[start Supplied records]
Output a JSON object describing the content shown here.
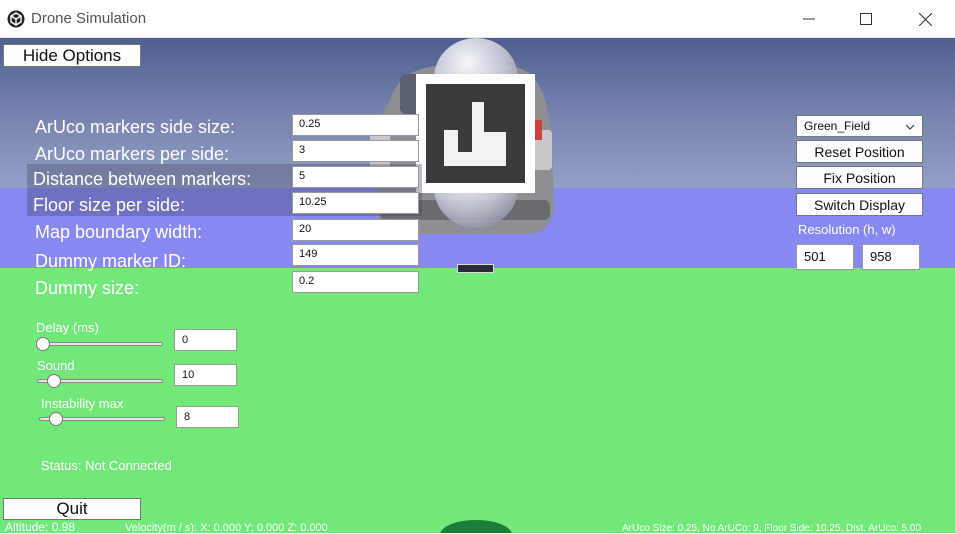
{
  "window": {
    "title": "Drone Simulation",
    "icon": "unity-logo-icon",
    "controls": {
      "minimize": "minimize-icon",
      "maximize": "maximize-icon",
      "close": "close-icon"
    }
  },
  "buttons": {
    "hide_options": "Hide Options",
    "quit": "Quit",
    "reset_position": "Reset Position",
    "fix_position": "Fix Position",
    "switch_display": "Switch Display"
  },
  "options": [
    {
      "label": "ArUco markers side size:",
      "value": "0.25"
    },
    {
      "label": "ArUco markers per side:",
      "value": "3"
    },
    {
      "label": "Distance between markers:",
      "value": "5"
    },
    {
      "label": "Floor size per side:",
      "value": "10.25"
    },
    {
      "label": "Map boundary width:",
      "value": "20"
    },
    {
      "label": "Dummy marker ID:",
      "value": "149"
    },
    {
      "label": "Dummy size:",
      "value": "0.2"
    }
  ],
  "sliders": [
    {
      "label": "Delay (ms)",
      "value": "0",
      "fraction": 0
    },
    {
      "label": "Sound",
      "value": "10",
      "fraction": 0.1
    },
    {
      "label": "Instability max",
      "value": "8",
      "fraction": 0.1
    }
  ],
  "status": "Status: Not Connected",
  "scene_dropdown": {
    "selected": "Green_Field"
  },
  "resolution": {
    "label": "Resolution (h, w)",
    "h": "501",
    "w": "958"
  },
  "hud": {
    "altitude": "Altitude: 0.98",
    "velocity": "Velocity(m / s):  X: 0.000 Y: 0.000 Z: 0.000",
    "info": "ArUco Size: 0.25, No ArUCo: 9, Floor Side: 10.25, Dist. ArUco: 5.00"
  },
  "colors": {
    "ground": "#72e77a",
    "band": "#8888f2",
    "marker_dark": "#3a3a3a"
  }
}
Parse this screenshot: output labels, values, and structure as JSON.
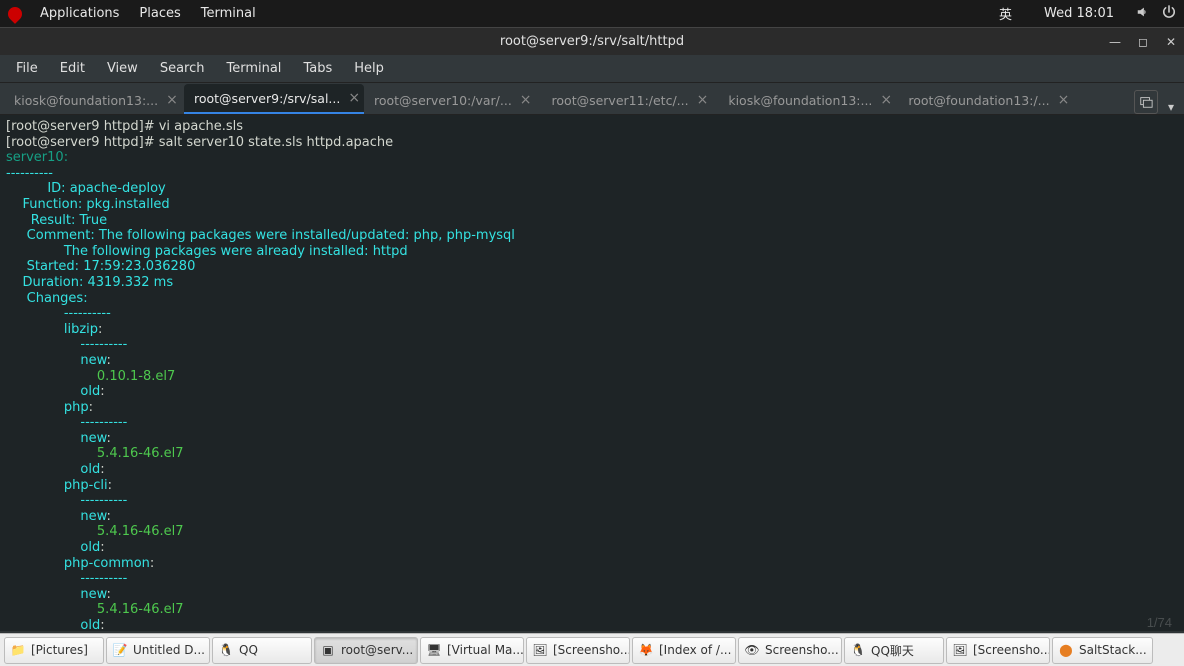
{
  "topbar": {
    "applications": "Applications",
    "places": "Places",
    "terminal": "Terminal",
    "ime": "英",
    "clock": "Wed 18:01"
  },
  "window": {
    "title": "root@server9:/srv/salt/httpd"
  },
  "menu": {
    "file": "File",
    "edit": "Edit",
    "view": "View",
    "search": "Search",
    "terminal": "Terminal",
    "tabs": "Tabs",
    "help": "Help"
  },
  "tabs": [
    {
      "label": "kiosk@foundation13:...",
      "active": false
    },
    {
      "label": "root@server9:/srv/sal...",
      "active": true
    },
    {
      "label": "root@server10:/var/...",
      "active": false
    },
    {
      "label": "root@server11:/etc/...",
      "active": false
    },
    {
      "label": "kiosk@foundation13:...",
      "active": false
    },
    {
      "label": "root@foundation13:/...",
      "active": false
    }
  ],
  "terminal": {
    "prompt1_pre": "[root@server9 httpd]# ",
    "cmd1": "vi apache.sls",
    "prompt2_pre": "[root@server9 httpd]# ",
    "cmd2": "salt server10 state.sls httpd.apache",
    "minion": "server10:",
    "dashes10": "----------",
    "id_k": "          ID:",
    "id_v": " apache-deploy",
    "fn_k": "    Function:",
    "fn_v": " pkg.installed",
    "rs_k": "      Result:",
    "rs_v": " True",
    "cm_k": "     Comment:",
    "cm_v1": " The following packages were installed/updated: php, php-mysql",
    "cm_v2": "              The following packages were already installed: httpd",
    "st_k": "     Started:",
    "st_v": " 17:59:23.036280",
    "du_k": "    Duration:",
    "du_v": " 4319.332 ms",
    "ch_k": "     Changes:",
    "pkg_libzip": "              libzip",
    "pkg_php": "              php",
    "pkg_phpcli": "              php-cli",
    "pkg_phpcommon": "              php-common",
    "dash14": "              ----------",
    "dash18": "                  ----------",
    "new_k": "                  new",
    "old_k": "                  old",
    "ver_libzip": "                      0.10.1-8.el7",
    "ver_php": "                      5.4.16-46.el7",
    "colon": ":"
  },
  "taskbar": {
    "items": [
      {
        "label": "[Pictures]",
        "icon": "folder"
      },
      {
        "label": "Untitled D...",
        "icon": "edit"
      },
      {
        "label": "QQ",
        "icon": "qq"
      },
      {
        "label": "root@serv...",
        "icon": "term",
        "active": true
      },
      {
        "label": "[Virtual Ma...",
        "icon": "vm"
      },
      {
        "label": "[Screensho...",
        "icon": "img"
      },
      {
        "label": "[Index of /...",
        "icon": "ff"
      },
      {
        "label": "Screensho...",
        "icon": "eye"
      },
      {
        "label": "QQ聊天",
        "icon": "qq"
      },
      {
        "label": "[Screensho...",
        "icon": "img"
      },
      {
        "label": "SaltStack...",
        "icon": "ff2"
      }
    ]
  },
  "watermark": "1/74"
}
[end Supplied records]
Instructions to follow
Show every line above in which the word "were" occurs.

Right answer
    "cm_v1": " The following packages were installed/updated: php, php-mysql",
    "cm_v2": "              The following packages were already installed: httpd",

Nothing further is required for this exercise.